WHAT IS NEEDED
Below are records to repeat exactly. Omit the pictures from the copy.
— Start —
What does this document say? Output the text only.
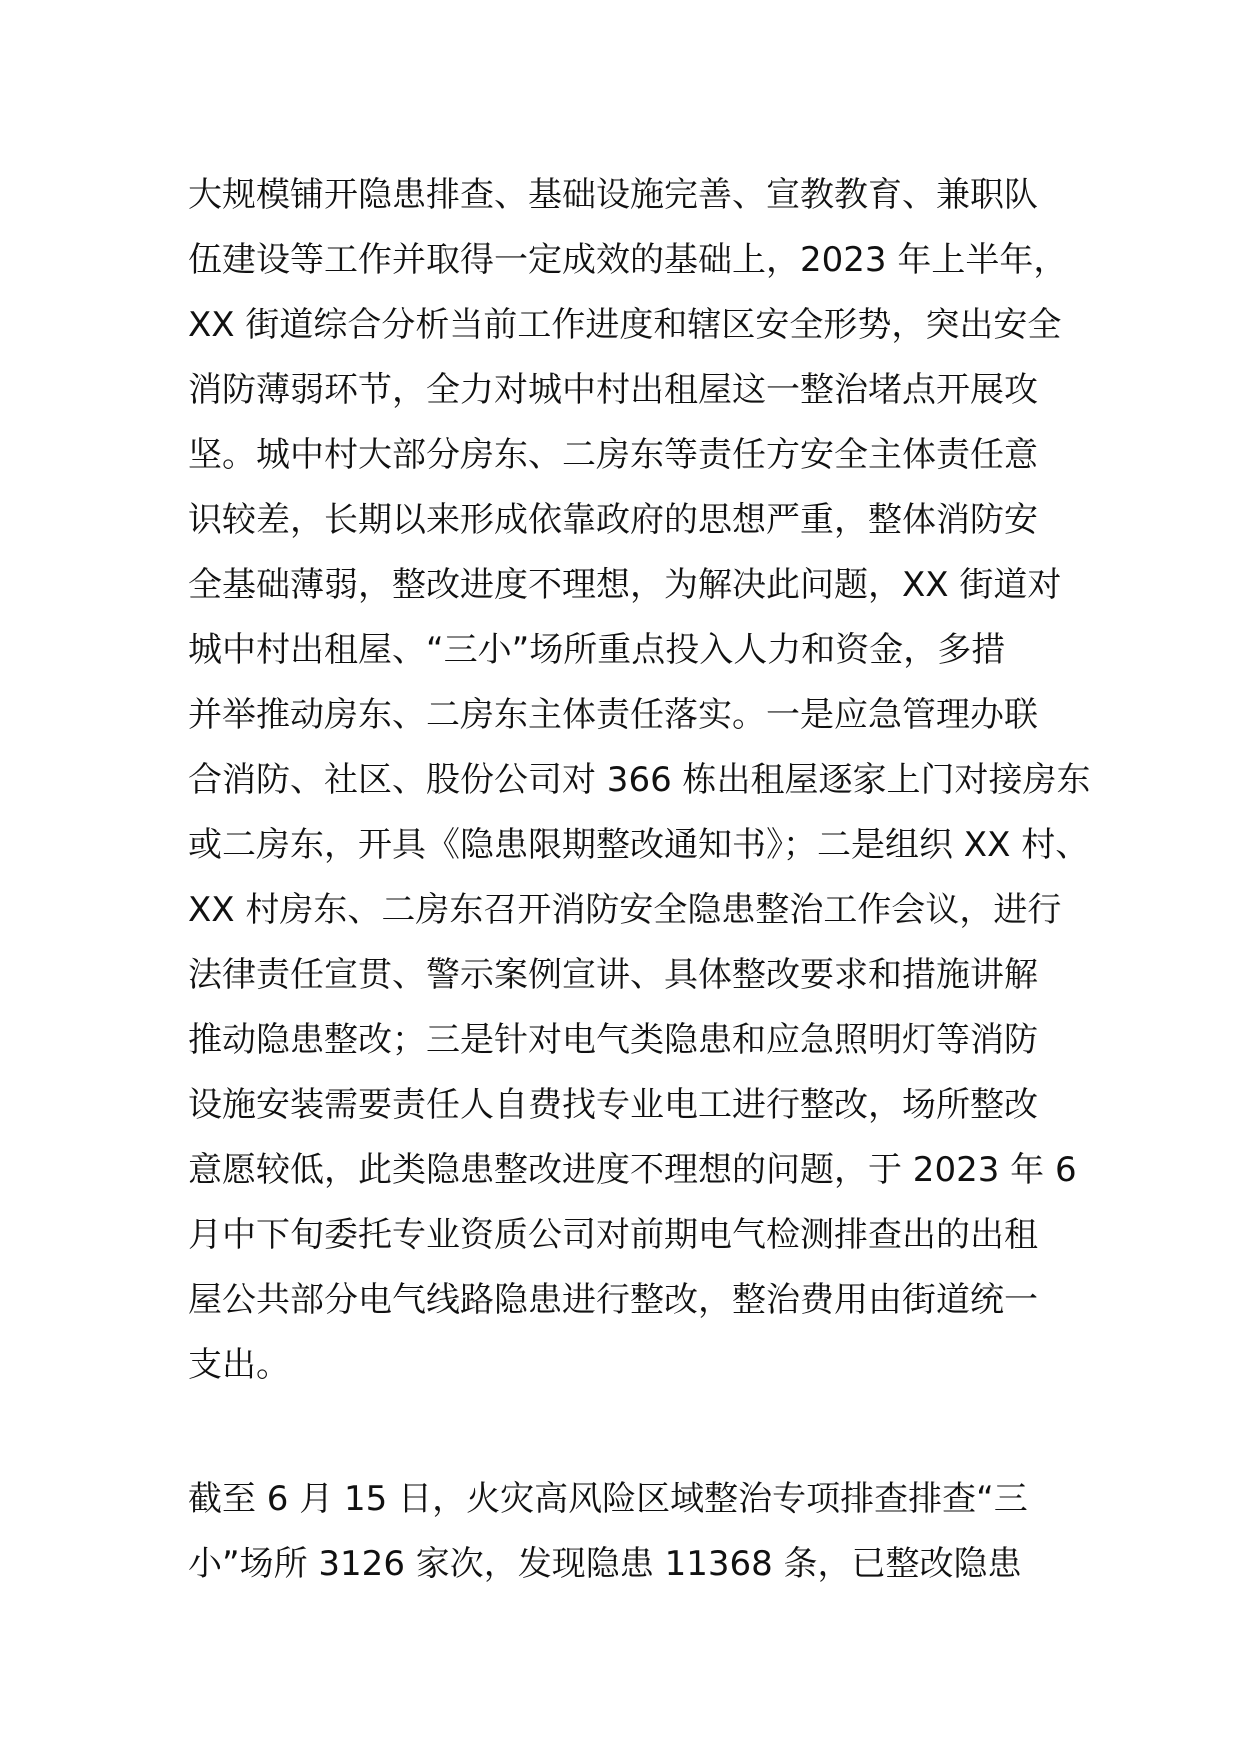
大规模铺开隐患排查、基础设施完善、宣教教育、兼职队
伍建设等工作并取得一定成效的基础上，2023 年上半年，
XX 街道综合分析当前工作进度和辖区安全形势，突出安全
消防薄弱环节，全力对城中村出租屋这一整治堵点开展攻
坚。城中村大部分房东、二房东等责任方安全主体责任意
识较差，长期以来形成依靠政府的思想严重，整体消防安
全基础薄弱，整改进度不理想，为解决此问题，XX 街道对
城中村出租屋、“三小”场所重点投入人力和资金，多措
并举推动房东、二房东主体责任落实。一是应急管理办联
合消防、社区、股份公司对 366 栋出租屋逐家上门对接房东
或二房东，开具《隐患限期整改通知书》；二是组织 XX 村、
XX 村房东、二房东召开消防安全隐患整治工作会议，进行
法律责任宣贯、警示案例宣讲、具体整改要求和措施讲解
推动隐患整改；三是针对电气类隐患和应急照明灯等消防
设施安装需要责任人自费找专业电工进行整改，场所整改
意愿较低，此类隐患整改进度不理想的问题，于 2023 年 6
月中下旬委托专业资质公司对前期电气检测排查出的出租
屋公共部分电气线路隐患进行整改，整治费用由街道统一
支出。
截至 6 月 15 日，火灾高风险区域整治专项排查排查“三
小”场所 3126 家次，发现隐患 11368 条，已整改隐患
— End —
CORRECT RESPONSE
What does this document say? Output the text only.
大规模铺开隐患排查、基础设施完善、宣教教育、兼职队
伍建设等工作并取得一定成效的基础上，2023 年上半年，
XX 街道综合分析当前工作进度和辖区安全形势，突出安全
消防薄弱环节，全力对城中村出租屋这一整治堵点开展攻
坚。城中村大部分房东、二房东等责任方安全主体责任意
识较差，长期以来形成依靠政府的思想严重，整体消防安
全基础薄弱，整改进度不理想，为解决此问题，XX 街道对
城中村出租屋、“三小”场所重点投入人力和资金，多措
并举推动房东、二房东主体责任落实。一是应急管理办联
合消防、社区、股份公司对 366 栋出租屋逐家上门对接房东
或二房东，开具《隐患限期整改通知书》；二是组织 XX 村、
XX 村房东、二房东召开消防安全隐患整治工作会议，进行
法律责任宣贯、警示案例宣讲、具体整改要求和措施讲解
推动隐患整改；三是针对电气类隐患和应急照明灯等消防
设施安装需要责任人自费找专业电工进行整改，场所整改
意愿较低，此类隐患整改进度不理想的问题，于 2023 年 6
月中下旬委托专业资质公司对前期电气检测排查出的出租
屋公共部分电气线路隐患进行整改，整治费用由街道统一
支出。
截至 6 月 15 日，火灾高风险区域整治专项排查排查“三
小”场所 3126 家次，发现隐患 11368 条，已整改隐患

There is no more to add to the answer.